• GIVEN EXERCISE: Return each line containing "GARDEN".

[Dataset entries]

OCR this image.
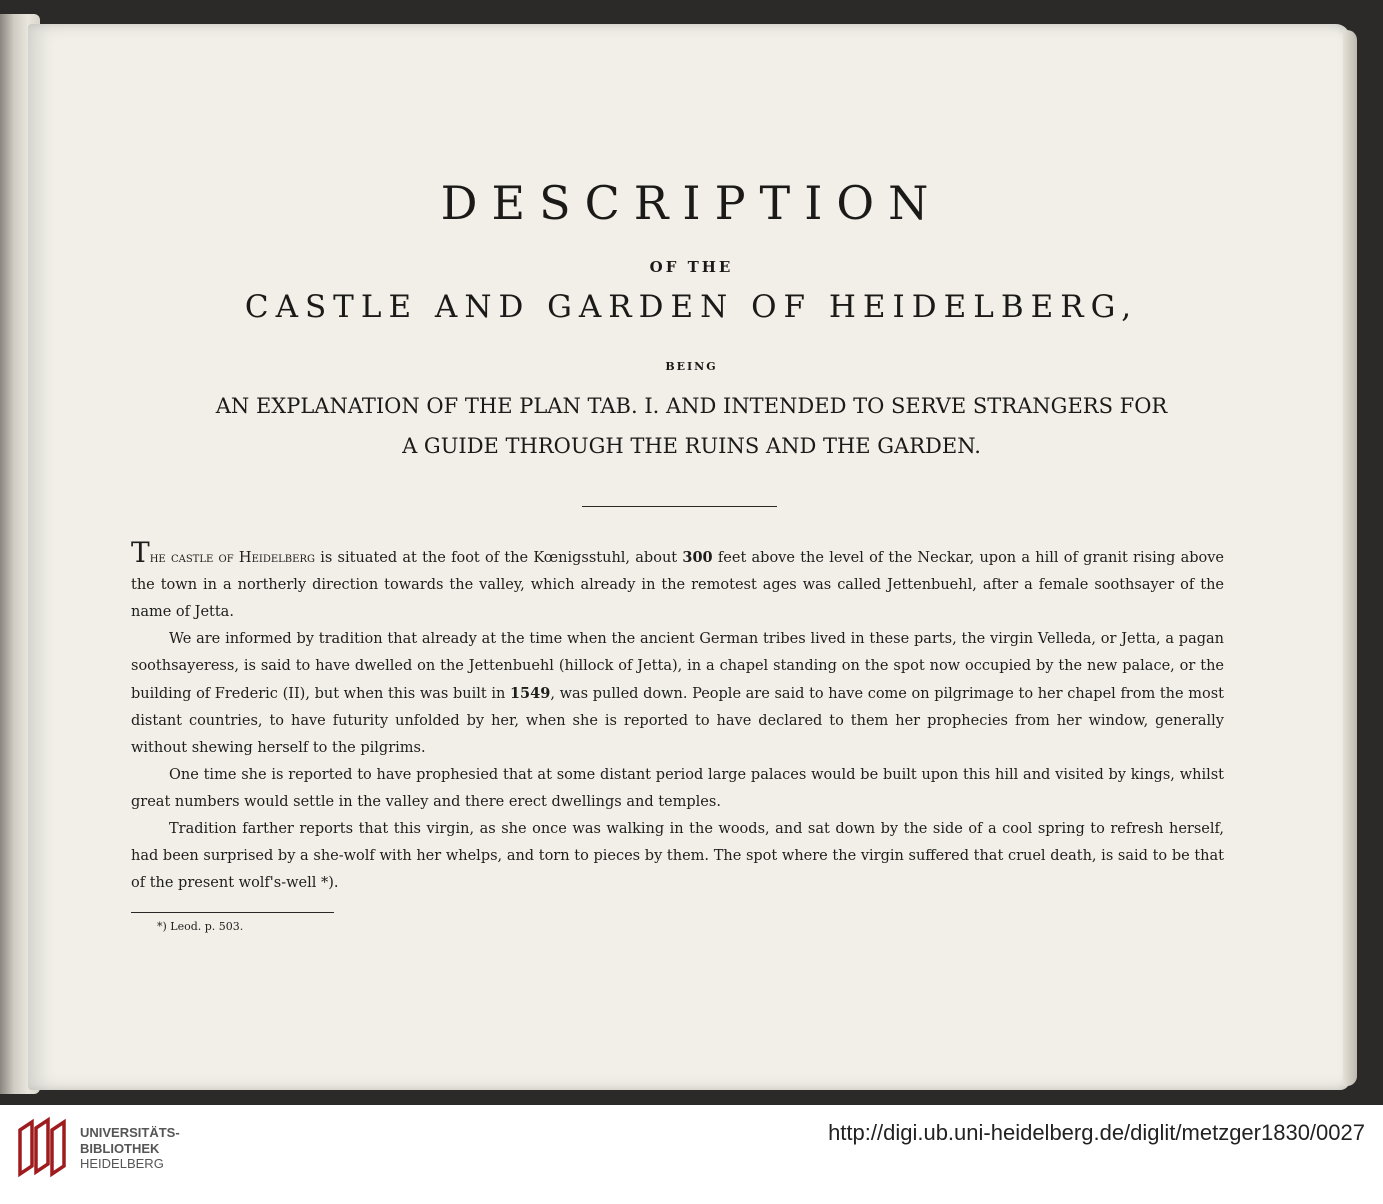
DESCRIPTION
OF THE
CASTLE AND GARDEN OF HEIDELBERG,
BEING
AN EXPLANATION OF THE PLAN TAB. I. AND INTENDED TO SERVE STRANGERS FOR
A GUIDE THROUGH THE RUINS AND THE GARDEN.

The castle of Heidelberg is situated at the foot of the Kœnigsstuhl, about 300 feet above the level of the Neckar, upon a hill of granit rising above the town in a northerly direction towards the valley, which already in the remotest ages was called Jettenbuehl, after a female soothsayer of the name of Jetta.

We are informed by tradition that already at the time when the ancient German tribes lived in these parts, the virgin Velleda, or Jetta, a pagan soothsayeress, is said to have dwelled on the Jettenbuehl (hillock of Jetta), in a chapel standing on the spot now occupied by the new palace, or the building of Frederic (II), but when this was built in 1549, was pulled down. People are said to have come on pilgrimage to her chapel from the most distant countries, to have futurity unfolded by her, when she is reported to have declared to them her prophecies from her window, generally without shewing herself to the pilgrims.

One time she is reported to have prophesied that at some distant period large palaces would be built upon this hill and visited by kings, whilst great numbers would settle in the valley and there erect dwellings and temples.

Tradition farther reports that this virgin, as she once was walking in the woods, and sat down by the side of a cool spring to refresh herself, had been surprised by a she-wolf with her whelps, and torn to pieces by them. The spot where the virgin suffered that cruel death, is said to be that of the present wolf's-well *).

*) Leod. p. 503.
UNIVERSITÄTS-
BIBLIOTHEK
HEIDELBERG
http://digi.ub.uni-heidelberg.de/diglit/metzger1830/0027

• ANSWER:
CASTLE AND GARDEN OF HEIDELBERG,
A GUIDE THROUGH THE RUINS AND THE GARDEN.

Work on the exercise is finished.